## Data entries
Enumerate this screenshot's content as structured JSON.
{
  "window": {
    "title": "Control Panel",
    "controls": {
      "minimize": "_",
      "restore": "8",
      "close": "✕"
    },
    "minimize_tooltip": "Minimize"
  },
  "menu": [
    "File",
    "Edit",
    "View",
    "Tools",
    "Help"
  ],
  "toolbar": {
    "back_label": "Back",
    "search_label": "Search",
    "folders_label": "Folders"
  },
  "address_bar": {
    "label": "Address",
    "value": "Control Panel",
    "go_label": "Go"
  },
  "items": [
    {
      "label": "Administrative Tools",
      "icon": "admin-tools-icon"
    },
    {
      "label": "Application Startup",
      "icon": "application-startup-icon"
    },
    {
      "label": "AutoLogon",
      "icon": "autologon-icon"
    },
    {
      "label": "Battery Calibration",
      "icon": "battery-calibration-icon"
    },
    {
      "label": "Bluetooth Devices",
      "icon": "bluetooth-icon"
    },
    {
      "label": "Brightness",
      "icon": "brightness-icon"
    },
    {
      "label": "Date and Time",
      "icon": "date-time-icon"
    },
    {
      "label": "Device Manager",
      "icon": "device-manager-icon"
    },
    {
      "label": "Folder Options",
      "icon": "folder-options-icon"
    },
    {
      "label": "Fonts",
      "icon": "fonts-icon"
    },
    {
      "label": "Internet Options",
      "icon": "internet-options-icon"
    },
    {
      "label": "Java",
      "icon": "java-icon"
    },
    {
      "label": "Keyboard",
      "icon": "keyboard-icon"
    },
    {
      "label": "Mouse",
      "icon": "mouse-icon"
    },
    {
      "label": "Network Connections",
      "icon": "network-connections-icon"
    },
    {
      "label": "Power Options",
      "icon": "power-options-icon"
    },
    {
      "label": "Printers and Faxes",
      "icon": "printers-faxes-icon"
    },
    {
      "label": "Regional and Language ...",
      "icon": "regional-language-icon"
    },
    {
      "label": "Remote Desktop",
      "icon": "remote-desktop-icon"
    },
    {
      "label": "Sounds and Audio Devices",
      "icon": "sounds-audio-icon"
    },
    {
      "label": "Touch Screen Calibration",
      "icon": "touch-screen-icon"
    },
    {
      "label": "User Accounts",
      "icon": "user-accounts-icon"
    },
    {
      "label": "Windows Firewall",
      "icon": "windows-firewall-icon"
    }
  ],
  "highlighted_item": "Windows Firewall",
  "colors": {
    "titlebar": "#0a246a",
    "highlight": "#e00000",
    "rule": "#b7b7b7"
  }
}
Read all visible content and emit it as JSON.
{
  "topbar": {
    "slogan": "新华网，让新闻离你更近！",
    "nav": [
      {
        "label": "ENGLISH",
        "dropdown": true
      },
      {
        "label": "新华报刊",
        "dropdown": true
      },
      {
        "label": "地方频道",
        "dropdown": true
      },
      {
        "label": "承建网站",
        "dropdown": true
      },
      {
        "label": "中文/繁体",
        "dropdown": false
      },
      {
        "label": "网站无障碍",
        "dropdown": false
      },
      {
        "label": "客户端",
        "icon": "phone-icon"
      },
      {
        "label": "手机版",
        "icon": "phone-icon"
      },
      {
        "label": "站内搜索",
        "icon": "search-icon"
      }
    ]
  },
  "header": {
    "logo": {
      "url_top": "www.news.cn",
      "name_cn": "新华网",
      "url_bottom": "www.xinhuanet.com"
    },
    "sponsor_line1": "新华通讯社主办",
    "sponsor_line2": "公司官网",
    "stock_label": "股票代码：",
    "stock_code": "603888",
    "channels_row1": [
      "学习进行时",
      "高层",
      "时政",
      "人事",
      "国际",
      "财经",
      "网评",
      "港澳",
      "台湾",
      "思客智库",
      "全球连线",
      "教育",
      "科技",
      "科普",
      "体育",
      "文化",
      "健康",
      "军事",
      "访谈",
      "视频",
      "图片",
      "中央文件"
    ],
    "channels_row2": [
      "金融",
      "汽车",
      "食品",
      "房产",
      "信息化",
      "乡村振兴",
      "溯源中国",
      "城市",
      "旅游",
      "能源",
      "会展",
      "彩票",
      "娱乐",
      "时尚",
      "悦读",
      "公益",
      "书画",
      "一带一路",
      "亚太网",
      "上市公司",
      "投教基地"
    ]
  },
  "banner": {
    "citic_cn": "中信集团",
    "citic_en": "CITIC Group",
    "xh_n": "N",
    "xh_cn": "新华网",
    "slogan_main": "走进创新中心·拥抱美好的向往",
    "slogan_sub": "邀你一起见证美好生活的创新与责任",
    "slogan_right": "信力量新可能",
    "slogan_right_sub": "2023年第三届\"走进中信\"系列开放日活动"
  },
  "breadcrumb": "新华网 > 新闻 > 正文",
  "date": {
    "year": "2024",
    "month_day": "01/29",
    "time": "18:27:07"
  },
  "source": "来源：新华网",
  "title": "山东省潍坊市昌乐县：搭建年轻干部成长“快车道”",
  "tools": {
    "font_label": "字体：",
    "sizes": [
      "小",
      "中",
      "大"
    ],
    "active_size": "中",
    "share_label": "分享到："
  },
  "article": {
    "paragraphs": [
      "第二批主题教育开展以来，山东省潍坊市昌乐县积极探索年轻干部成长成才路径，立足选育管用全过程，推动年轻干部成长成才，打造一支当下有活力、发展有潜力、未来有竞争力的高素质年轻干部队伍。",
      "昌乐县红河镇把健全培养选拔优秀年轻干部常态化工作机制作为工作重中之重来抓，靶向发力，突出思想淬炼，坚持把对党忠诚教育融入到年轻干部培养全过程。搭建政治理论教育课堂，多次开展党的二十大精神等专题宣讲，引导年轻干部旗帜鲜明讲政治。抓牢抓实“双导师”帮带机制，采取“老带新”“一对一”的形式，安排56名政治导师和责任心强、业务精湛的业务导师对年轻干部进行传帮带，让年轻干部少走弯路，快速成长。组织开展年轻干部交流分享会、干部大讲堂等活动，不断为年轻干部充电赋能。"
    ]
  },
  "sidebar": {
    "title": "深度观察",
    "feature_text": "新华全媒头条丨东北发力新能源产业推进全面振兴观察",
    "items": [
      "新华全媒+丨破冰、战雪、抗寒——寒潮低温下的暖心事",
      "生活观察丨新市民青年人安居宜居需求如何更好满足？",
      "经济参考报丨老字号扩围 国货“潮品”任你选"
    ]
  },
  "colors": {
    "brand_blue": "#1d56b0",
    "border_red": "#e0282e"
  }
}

## THE REQUEST
Extract every line that has the string "Panel" in it.

## TASK SOLUTION
    "title": "Control Panel",
    "value": "Control Panel",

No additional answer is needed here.